___ EXTRACTED RECORDS
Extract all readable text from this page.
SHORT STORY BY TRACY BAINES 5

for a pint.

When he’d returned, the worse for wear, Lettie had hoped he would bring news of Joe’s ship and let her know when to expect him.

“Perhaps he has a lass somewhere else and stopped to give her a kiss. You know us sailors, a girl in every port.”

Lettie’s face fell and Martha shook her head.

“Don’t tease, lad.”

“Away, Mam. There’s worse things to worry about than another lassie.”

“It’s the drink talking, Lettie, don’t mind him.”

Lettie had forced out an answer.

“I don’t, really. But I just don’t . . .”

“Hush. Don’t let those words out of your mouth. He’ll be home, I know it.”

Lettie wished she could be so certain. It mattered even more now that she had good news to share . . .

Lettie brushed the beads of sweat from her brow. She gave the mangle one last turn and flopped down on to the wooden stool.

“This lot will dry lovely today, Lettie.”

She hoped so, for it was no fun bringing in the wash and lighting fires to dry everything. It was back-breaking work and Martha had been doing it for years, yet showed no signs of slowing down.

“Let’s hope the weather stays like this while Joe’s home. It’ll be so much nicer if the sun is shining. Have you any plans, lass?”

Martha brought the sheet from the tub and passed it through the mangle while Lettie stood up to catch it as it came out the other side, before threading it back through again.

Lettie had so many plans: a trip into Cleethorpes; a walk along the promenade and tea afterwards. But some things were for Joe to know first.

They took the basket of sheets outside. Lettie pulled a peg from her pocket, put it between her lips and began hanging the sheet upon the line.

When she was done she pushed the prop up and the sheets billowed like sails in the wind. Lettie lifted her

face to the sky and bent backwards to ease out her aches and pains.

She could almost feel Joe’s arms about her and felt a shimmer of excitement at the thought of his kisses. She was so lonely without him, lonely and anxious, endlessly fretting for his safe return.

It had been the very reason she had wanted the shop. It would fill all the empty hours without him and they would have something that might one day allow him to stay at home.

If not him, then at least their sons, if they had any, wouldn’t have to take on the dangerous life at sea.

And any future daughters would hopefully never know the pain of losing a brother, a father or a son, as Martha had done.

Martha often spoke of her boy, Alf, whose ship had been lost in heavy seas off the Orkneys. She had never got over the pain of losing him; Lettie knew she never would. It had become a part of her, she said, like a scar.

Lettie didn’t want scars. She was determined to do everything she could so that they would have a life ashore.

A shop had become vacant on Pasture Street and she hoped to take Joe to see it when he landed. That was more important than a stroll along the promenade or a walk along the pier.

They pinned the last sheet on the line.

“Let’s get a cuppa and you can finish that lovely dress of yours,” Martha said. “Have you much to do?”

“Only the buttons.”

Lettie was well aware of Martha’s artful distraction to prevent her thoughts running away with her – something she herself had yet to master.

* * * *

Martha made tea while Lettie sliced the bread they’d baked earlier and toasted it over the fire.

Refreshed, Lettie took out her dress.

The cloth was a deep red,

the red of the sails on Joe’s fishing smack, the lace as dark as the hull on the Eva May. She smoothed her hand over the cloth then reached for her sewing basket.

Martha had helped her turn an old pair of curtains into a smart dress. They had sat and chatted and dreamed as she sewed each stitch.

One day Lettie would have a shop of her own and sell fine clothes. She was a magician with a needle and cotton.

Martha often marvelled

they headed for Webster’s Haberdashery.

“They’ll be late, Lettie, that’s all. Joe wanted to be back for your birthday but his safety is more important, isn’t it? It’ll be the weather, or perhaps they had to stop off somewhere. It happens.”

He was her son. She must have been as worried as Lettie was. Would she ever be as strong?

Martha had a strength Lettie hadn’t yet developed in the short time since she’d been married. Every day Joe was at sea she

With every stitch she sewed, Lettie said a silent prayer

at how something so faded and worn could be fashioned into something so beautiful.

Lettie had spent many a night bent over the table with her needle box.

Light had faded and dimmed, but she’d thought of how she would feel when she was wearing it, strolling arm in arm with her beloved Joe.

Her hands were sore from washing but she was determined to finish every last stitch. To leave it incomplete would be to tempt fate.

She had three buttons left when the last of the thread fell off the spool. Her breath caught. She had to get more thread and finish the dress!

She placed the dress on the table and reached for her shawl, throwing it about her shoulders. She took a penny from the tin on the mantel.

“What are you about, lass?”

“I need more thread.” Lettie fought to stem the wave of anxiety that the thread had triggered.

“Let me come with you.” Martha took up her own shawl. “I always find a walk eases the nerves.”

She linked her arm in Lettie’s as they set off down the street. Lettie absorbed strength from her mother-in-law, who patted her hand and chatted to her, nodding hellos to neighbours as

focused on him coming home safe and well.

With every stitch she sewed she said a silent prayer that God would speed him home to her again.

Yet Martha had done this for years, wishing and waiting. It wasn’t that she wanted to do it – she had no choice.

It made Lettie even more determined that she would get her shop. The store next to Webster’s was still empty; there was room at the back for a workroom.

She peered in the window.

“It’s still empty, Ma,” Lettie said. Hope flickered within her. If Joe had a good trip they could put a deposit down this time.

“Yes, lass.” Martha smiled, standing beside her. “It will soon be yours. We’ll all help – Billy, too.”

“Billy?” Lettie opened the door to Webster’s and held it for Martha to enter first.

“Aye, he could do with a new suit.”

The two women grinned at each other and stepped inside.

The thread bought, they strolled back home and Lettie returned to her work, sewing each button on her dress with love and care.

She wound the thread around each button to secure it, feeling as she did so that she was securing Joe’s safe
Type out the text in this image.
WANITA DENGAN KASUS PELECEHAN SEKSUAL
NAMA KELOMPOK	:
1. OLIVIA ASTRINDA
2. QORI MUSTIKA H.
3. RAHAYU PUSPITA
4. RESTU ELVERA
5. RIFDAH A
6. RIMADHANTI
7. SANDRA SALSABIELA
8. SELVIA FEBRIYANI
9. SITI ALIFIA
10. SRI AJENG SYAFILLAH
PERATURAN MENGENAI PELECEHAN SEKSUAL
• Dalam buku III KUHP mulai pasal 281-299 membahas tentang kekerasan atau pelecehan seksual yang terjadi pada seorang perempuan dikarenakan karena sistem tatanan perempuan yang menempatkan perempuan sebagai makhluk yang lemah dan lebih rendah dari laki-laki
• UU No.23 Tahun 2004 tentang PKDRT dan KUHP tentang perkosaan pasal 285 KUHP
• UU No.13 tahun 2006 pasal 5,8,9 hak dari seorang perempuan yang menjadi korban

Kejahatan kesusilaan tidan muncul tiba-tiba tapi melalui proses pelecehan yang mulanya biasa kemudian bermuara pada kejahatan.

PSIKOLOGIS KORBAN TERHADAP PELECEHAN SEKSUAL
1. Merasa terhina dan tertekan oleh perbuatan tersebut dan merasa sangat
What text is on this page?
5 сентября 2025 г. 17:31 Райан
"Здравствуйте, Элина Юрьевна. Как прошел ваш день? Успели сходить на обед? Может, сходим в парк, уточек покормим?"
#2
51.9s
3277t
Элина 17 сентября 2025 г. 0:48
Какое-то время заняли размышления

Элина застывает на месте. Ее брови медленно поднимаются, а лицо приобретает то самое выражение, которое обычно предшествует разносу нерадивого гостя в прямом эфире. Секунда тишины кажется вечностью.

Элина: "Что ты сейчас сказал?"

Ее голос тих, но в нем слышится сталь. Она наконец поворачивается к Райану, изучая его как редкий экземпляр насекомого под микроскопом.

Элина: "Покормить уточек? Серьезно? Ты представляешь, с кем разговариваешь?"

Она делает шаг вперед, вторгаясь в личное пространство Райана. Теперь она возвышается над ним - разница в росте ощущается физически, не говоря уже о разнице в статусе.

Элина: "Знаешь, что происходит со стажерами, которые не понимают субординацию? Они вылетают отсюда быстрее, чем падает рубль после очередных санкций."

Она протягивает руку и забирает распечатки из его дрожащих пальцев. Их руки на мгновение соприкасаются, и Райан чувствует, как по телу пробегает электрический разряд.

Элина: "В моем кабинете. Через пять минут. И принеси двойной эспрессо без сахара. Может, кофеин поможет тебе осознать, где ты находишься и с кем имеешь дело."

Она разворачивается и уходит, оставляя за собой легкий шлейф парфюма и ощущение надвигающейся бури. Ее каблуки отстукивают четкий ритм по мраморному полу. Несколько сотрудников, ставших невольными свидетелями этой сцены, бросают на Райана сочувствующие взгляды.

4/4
______
TASK TO COMPLETE.
Reproduce exactly the line that holds "What text is on this page?", then every line after it, ending with the final line of the records above.

EXERCISE RESPONSE.
What text is on this page?
5 сентября 2025 г. 17:31 Райан
"Здравствуйте, Элина Юрьевна. Как прошел ваш день? Успели сходить на обед? Может, сходим в парк, уточек покормим?"
#2
51.9s
3277t
Элина 17 сентября 2025 г. 0:48
Какое-то время заняли размышления

Элина застывает на месте. Ее брови медленно поднимаются, а лицо приобретает то самое выражение, которое обычно предшествует разносу нерадивого гостя в прямом эфире. Секунда тишины кажется вечностью.

Элина: "Что ты сейчас сказал?"

Ее голос тих, но в нем слышится сталь. Она наконец поворачивается к Райану, изучая его как редкий экземпляр насекомого под микроскопом.

Элина: "Покормить уточек? Серьезно? Ты представляешь, с кем разговариваешь?"

Она делает шаг вперед, вторгаясь в личное пространство Райана. Теперь она возвышается над ним - разница в росте ощущается физически, не говоря уже о разнице в статусе.

Элина: "Знаешь, что происходит со стажерами, которые не понимают субординацию? Они вылетают отсюда быстрее, чем падает рубль после очередных санкций."

Она протягивает руку и забирает распечатки из его дрожащих пальцев. Их руки на мгновение соприкасаются, и Райан чувствует, как по телу пробегает электрический разряд.

Элина: "В моем кабинете. Через пять минут. И принеси двойной эспрессо без сахара. Может, кофеин поможет тебе осознать, где ты находишься и с кем имеешь дело."

Она разворачивается и уходит, оставляя за собой легкий шлейф парфюма и ощущение надвигающейся бури. Ее каблуки отстукивают четкий ритм по мраморному полу. Несколько сотрудников, ставших невольными свидетелями этой сцены, бросают на Райана сочувствующие взгляды.

4/4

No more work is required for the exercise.